+++ MATERIAL FOR THIS TASK

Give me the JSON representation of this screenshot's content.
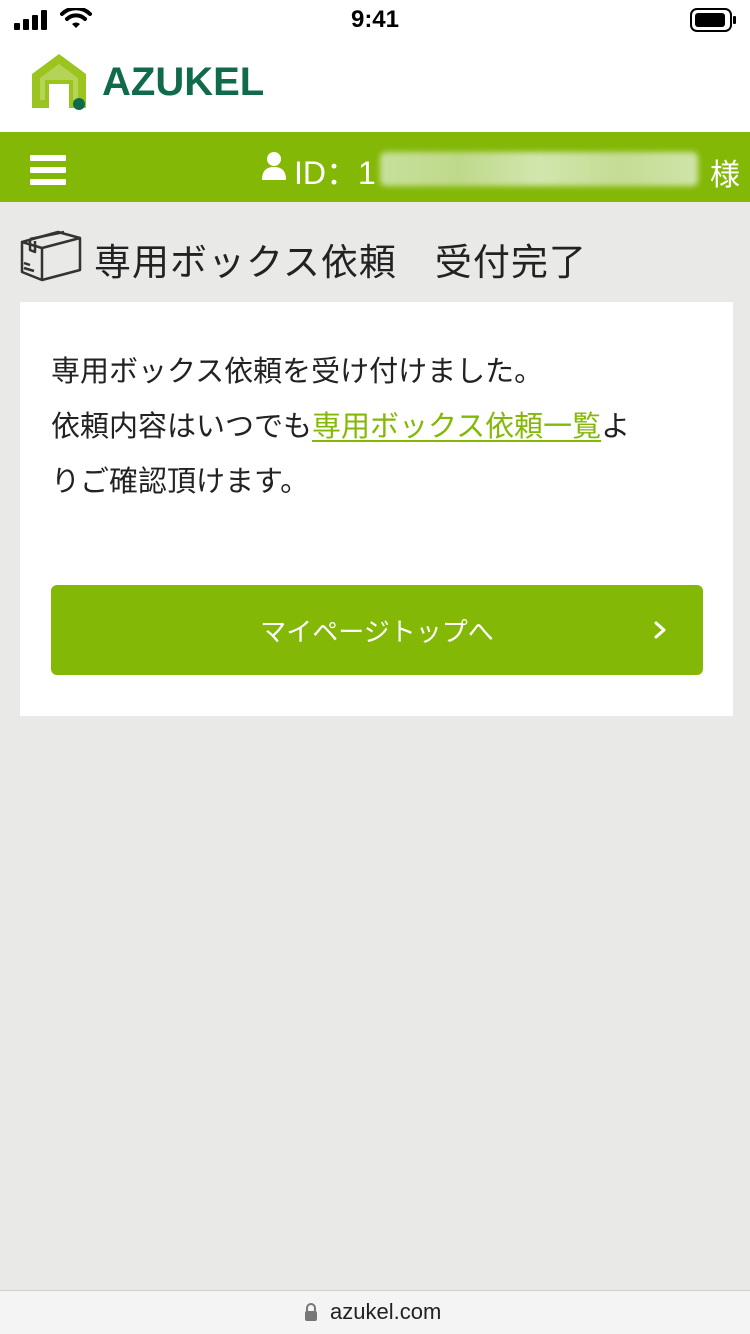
{
  "status_bar": {
    "time": "9:41",
    "icons": [
      "signal-icon",
      "wifi-icon",
      "battery-icon"
    ]
  },
  "header": {
    "logo_text": "AZUKEL"
  },
  "nav": {
    "user_prefix": "ID：1",
    "honorific": "様"
  },
  "page": {
    "title": "専用ボックス依頼　受付完了"
  },
  "message": {
    "line1": "専用ボックス依頼を受け付けました。",
    "line2_before": "依頼内容はいつでも",
    "line2_link": "専用ボックス依頼一覧",
    "line2_after": "よ",
    "line3": "りご確認頂けます。"
  },
  "button": {
    "label": "マイページトップへ"
  },
  "browser": {
    "url": "azukel.com"
  },
  "colors": {
    "brand_green": "#84b807",
    "logo_green": "#0f6b4c",
    "background": "#e9e9e8"
  }
}
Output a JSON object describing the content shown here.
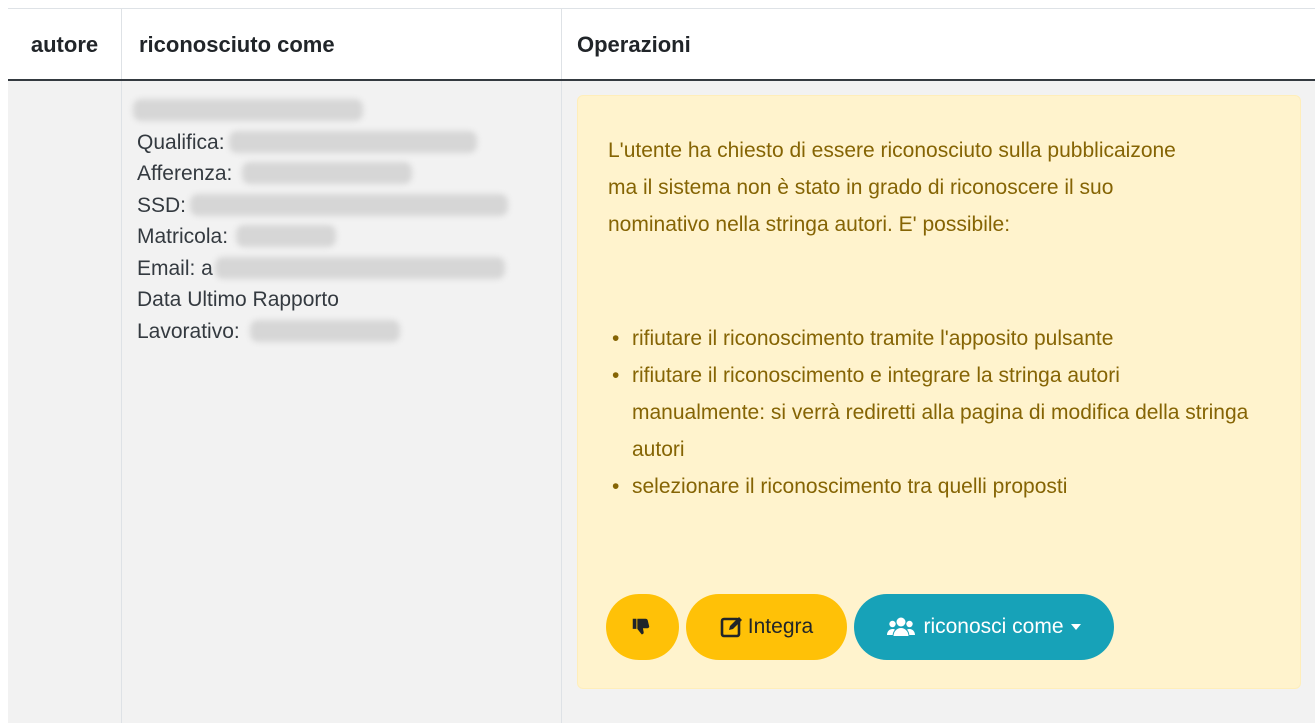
{
  "table": {
    "headers": {
      "author": "autore",
      "recognized_as": "riconosciuto come",
      "operations": "Operazioni"
    }
  },
  "person": {
    "qualifica_label": "Qualifica:",
    "afferenza_label": "Afferenza:",
    "ssd_label": "SSD:",
    "matricola_label": "Matricola:",
    "email_label": "Email: a",
    "data_label_line1": "Data Ultimo Rapporto",
    "data_label_line2": "Lavorativo:"
  },
  "alert": {
    "message": "L'utente ha chiesto di essere riconosciuto sulla pubblicaizone ma il sistema non è stato in grado di riconoscere il suo nominativo nella stringa autori. E' possibile:",
    "options": [
      "rifiutare il riconoscimento tramite l'apposito pulsante",
      "rifiutare il riconoscimento e integrare la stringa autori manualmente: si verrà rediretti alla pagina di modifica della stringa autori",
      "selezionare il riconoscimento tra quelli proposti"
    ]
  },
  "buttons": {
    "reject_icon": "thumbs-down-icon",
    "integrate_icon": "edit-icon",
    "integrate_label": "Integra",
    "recognize_icon": "users-icon",
    "recognize_label": "riconosci come"
  },
  "colors": {
    "warning": "#ffc107",
    "info": "#17a2b8",
    "alert_bg": "#fff3cd",
    "alert_text": "#856404"
  }
}
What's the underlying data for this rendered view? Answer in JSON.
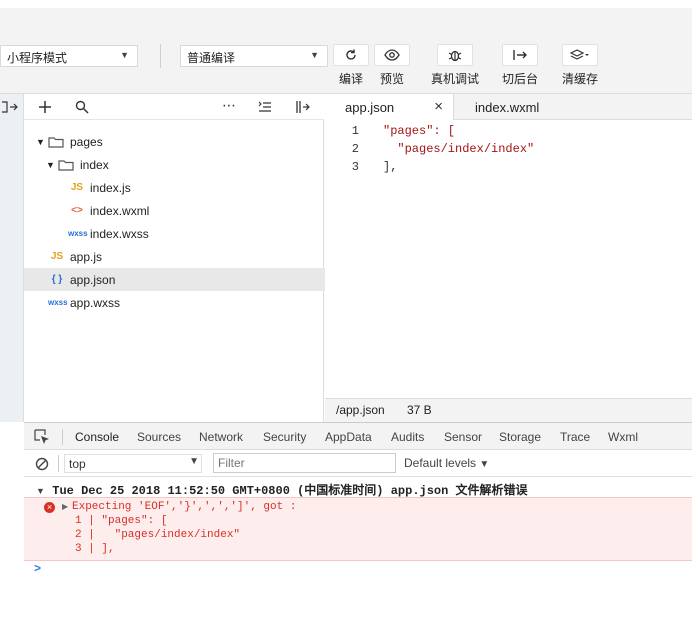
{
  "toolbar": {
    "mode_select": "小程序模式",
    "compile_select": "普通编译",
    "buttons": [
      {
        "label": "编译",
        "icon": "refresh-icon"
      },
      {
        "label": "预览",
        "icon": "eye-icon"
      },
      {
        "label": "真机调试",
        "icon": "bug-icon"
      },
      {
        "label": "切后台",
        "icon": "background-switch-icon"
      },
      {
        "label": "清缓存",
        "icon": "layers-icon"
      }
    ]
  },
  "file_tree": {
    "items": [
      {
        "name": "pages",
        "type": "folder"
      },
      {
        "name": "index",
        "type": "folder"
      },
      {
        "name": "index.js",
        "type": "js"
      },
      {
        "name": "index.wxml",
        "type": "wxml"
      },
      {
        "name": "index.wxss",
        "type": "wxss"
      },
      {
        "name": "app.js",
        "type": "js"
      },
      {
        "name": "app.json",
        "type": "json"
      },
      {
        "name": "app.wxss",
        "type": "wxss"
      }
    ],
    "icon_labels": {
      "js": "JS",
      "wxml": "<>",
      "wxss": "wxss",
      "json": "{ }"
    }
  },
  "editor": {
    "tabs": [
      {
        "label": "app.json"
      },
      {
        "label": "index.wxml"
      }
    ],
    "lines": [
      {
        "n": "1",
        "text": "\"pages\": ["
      },
      {
        "n": "2",
        "text": "  \"pages/index/index\""
      },
      {
        "n": "3",
        "text": "],"
      }
    ],
    "status_path": "/app.json",
    "status_size": "37 B"
  },
  "devtools": {
    "tabs": [
      "Console",
      "Sources",
      "Network",
      "Security",
      "AppData",
      "Audits",
      "Sensor",
      "Storage",
      "Trace",
      "Wxml"
    ],
    "context": "top",
    "filter_placeholder": "Filter",
    "levels": "Default levels",
    "group_header": "Tue Dec 25 2018 11:52:50 GMT+0800 (中国标准时间) app.json 文件解析错误",
    "error_message": "Expecting 'EOF','}',',',']', got :",
    "error_lines": [
      "1 | \"pages\": [",
      "2 |   \"pages/index/index\"",
      "3 | ],"
    ],
    "prompt": ">"
  },
  "colors": {
    "accent": "#3879d9",
    "error": "#d93025",
    "string": "#a31515",
    "js_icon": "#e3a21a",
    "folder": "#555555"
  }
}
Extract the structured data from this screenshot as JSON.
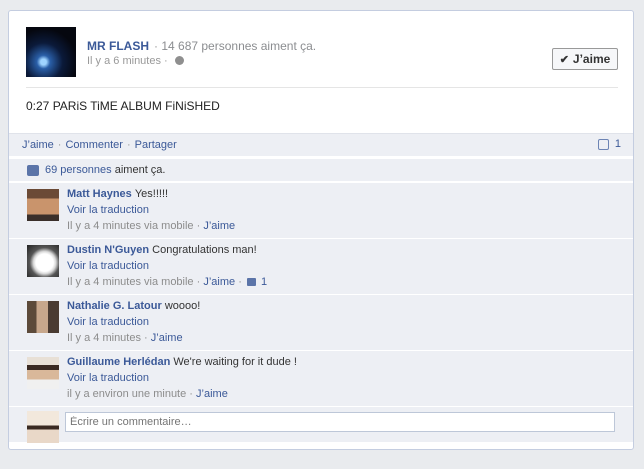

++++++

TASK DIRECTIONS
Return each line of the data, keeping its wording exact and omitting pictures.

CORRECT RESPONSE
Give me the JSON representation of this screenshot's content.
{
  "status_bar": {
    "time": "9:41",
    "icons": [
      "signal-icon",
      "wifi-icon",
      "battery-icon"
    ]
  },
  "header": {
    "logo_text": "AZUKEL"
  },
  "nav": {
    "user_prefix": "ID：1",
    "honorific": "様"
  },
  "page": {
    "title": "専用ボックス依頼　受付完了"
  },
  "message": {
    "line1": "専用ボックス依頼を受け付けました。",
    "line2_before": "依頼内容はいつでも",
    "line2_link": "専用ボックス依頼一覧",
    "line2_after": "よ",
    "line3": "りご確認頂けます。"
  },
  "button": {
    "label": "マイページトップへ"
  },
  "browser": {
    "url": "azukel.com"
  },
  "colors": {
    "brand_green": "#84b807",
    "logo_green": "#0f6b4c",
    "background": "#e9e9e8"
  }
}
Output a JSON object describing the content shown here.
{
  "table": {
    "headers": {
      "author": "autore",
      "recognized_as": "riconosciuto come",
      "operations": "Operazioni"
    }
  },
  "person": {
    "qualifica_label": "Qualifica:",
    "afferenza_label": "Afferenza:",
    "ssd_label": "SSD:",
    "matricola_label": "Matricola:",
    "email_label": "Email: a",
    "data_label_line1": "Data Ultimo Rapporto",
    "data_label_line2": "Lavorativo:"
  },
  "alert": {
    "message": "L'utente ha chiesto di essere riconosciuto sulla pubblicaizone ma il sistema non è stato in grado di riconoscere il suo nominativo nella stringa autori. E' possibile:",
    "options": [
      "rifiutare il riconoscimento tramite l'apposito pulsante",
      "rifiutare il riconoscimento e integrare la stringa autori manualmente: si verrà rediretti alla pagina di modifica della stringa autori",
      "selezionare il riconoscimento tra quelli proposti"
    ]
  },
  "buttons": {
    "reject_icon": "thumbs-down-icon",
    "integrate_icon": "edit-icon",
    "integrate_label": "Integra",
    "recognize_icon": "users-icon",
    "recognize_label": "riconosci come"
  },
  "colors": {
    "warning": "#ffc107",
    "info": "#17a2b8",
    "alert_bg": "#fff3cd",
    "alert_text": "#856404"
  }
}
What's the underlying data for this rendered view? Answer in JSON.
{
  "toolbar": {
    "mode_select": "小程序模式",
    "compile_select": "普通编译",
    "buttons": [
      {
        "label": "编译",
        "icon": "refresh-icon"
      },
      {
        "label": "预览",
        "icon": "eye-icon"
      },
      {
        "label": "真机调试",
        "icon": "bug-icon"
      },
      {
        "label": "切后台",
        "icon": "background-switch-icon"
      },
      {
        "label": "清缓存",
        "icon": "layers-icon"
      }
    ]
  },
  "file_tree": {
    "items": [
      {
        "name": "pages",
        "type": "folder"
      },
      {
        "name": "index",
        "type": "folder"
      },
      {
        "name": "index.js",
        "type": "js"
      },
      {
        "name": "index.wxml",
        "type": "wxml"
      },
      {
        "name": "index.wxss",
        "type": "wxss"
      },
      {
        "name": "app.js",
        "type": "js"
      },
      {
        "name": "app.json",
        "type": "json"
      },
      {
        "name": "app.wxss",
        "type": "wxss"
      }
    ],
    "icon_labels": {
      "js": "JS",
      "wxml": "<>",
      "wxss": "wxss",
      "json": "{ }"
    }
  },
  "editor": {
    "tabs": [
      {
        "label": "app.json"
      },
      {
        "label": "index.wxml"
      }
    ],
    "lines": [
      {
        "n": "1",
        "text": "\"pages\": ["
      },
      {
        "n": "2",
        "text": "  \"pages/index/index\""
      },
      {
        "n": "3",
        "text": "],"
      }
    ],
    "status_path": "/app.json",
    "status_size": "37 B"
  },
  "devtools": {
    "tabs": [
      "Console",
      "Sources",
      "Network",
      "Security",
      "AppData",
      "Audits",
      "Sensor",
      "Storage",
      "Trace",
      "Wxml"
    ],
    "context": "top",
    "filter_placeholder": "Filter",
    "levels": "Default levels",
    "group_header": "Tue Dec 25 2018 11:52:50 GMT+0800 (中国标准时间) app.json 文件解析错误",
    "error_message": "Expecting 'EOF','}',',',']', got :",
    "error_lines": [
      "1 | \"pages\": [",
      "2 |   \"pages/index/index\"",
      "3 | ],"
    ],
    "prompt": ">"
  },
  "colors": {
    "accent": "#3879d9",
    "error": "#d93025",
    "string": "#a31515",
    "js_icon": "#e3a21a",
    "folder": "#555555"
  }
}
Extract the structured data from this screenshot as JSON.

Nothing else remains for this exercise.